Reproduce every one of the lines below word for word, leaving out the pictures.

━━━━━ RECORDS PROVIDED ━━━━━

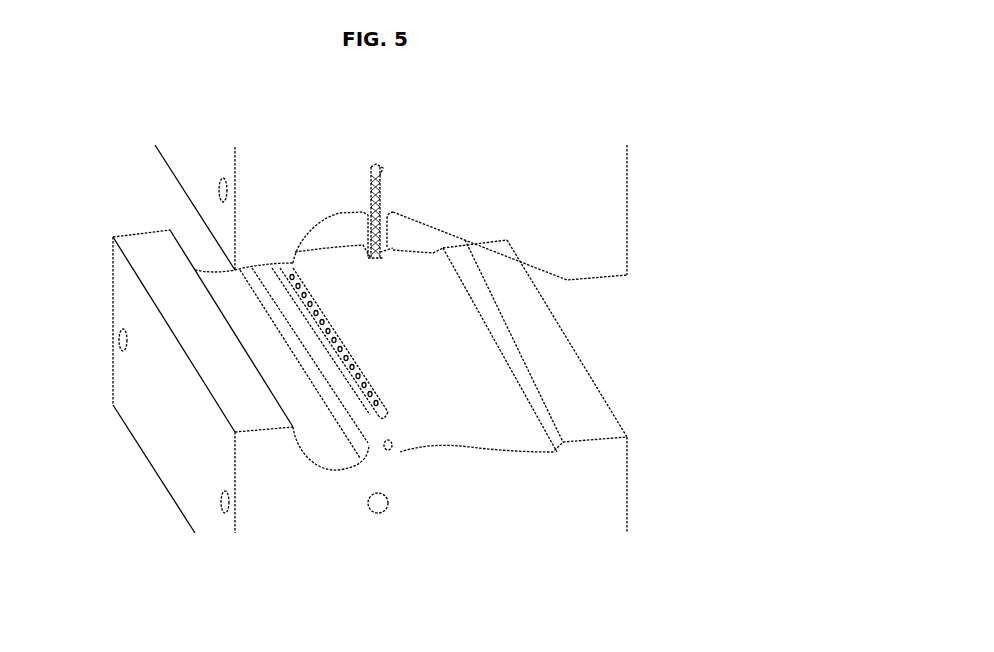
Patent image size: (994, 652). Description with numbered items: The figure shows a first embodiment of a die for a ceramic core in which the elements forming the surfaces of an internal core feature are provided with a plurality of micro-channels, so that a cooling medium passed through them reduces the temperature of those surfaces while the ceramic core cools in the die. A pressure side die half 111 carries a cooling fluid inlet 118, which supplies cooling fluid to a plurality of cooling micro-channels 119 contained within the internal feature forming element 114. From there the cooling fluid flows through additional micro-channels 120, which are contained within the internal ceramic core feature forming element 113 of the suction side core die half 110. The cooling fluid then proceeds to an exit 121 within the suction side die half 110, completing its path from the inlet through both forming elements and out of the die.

The suction side core die half 110 is at (553, 202).
The pressure side die half 111 is at (598, 478).
The internal ceramic core feature forming element 113 is at (363, 228).
The internal feature forming element 114 is at (380, 437).
The cooling fluid inlet 118 is at (380, 515).
The cooling micro-channels 119 is at (383, 420).
The additional micro-channels 120 is at (385, 251).
The exit 121 is at (384, 169).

━━━━━

▸ RESULT FOR THIS TASK
Patent image size: (994, 652). Description with numbered items: The figure shows a first embodiment of a die for a ceramic core in which the elements forming the surfaces of an internal core feature are provided with a plurality of micro-channels, so that a cooling medium passed through them reduces the temperature of those surfaces while the ceramic core cools in the die. A pressure side die half 111 carries a cooling fluid inlet 118, which supplies cooling fluid to a plurality of cooling micro-channels 119 contained within the internal feature forming element 114. From there the cooling fluid flows through additional micro-channels 120, which are contained within the internal ceramic core feature forming element 113 of the suction side core die half 110. The cooling fluid then proceeds to an exit 121 within the suction side die half 110, completing its path from the inlet through both forming elements and out of the die.

The suction side core die half 110 is at (553, 202).
The pressure side die half 111 is at (598, 478).
The internal ceramic core feature forming element 113 is at (363, 228).
The internal feature forming element 114 is at (380, 437).
The cooling fluid inlet 118 is at (380, 515).
The cooling micro-channels 119 is at (383, 420).
The additional micro-channels 120 is at (385, 251).
The exit 121 is at (384, 169).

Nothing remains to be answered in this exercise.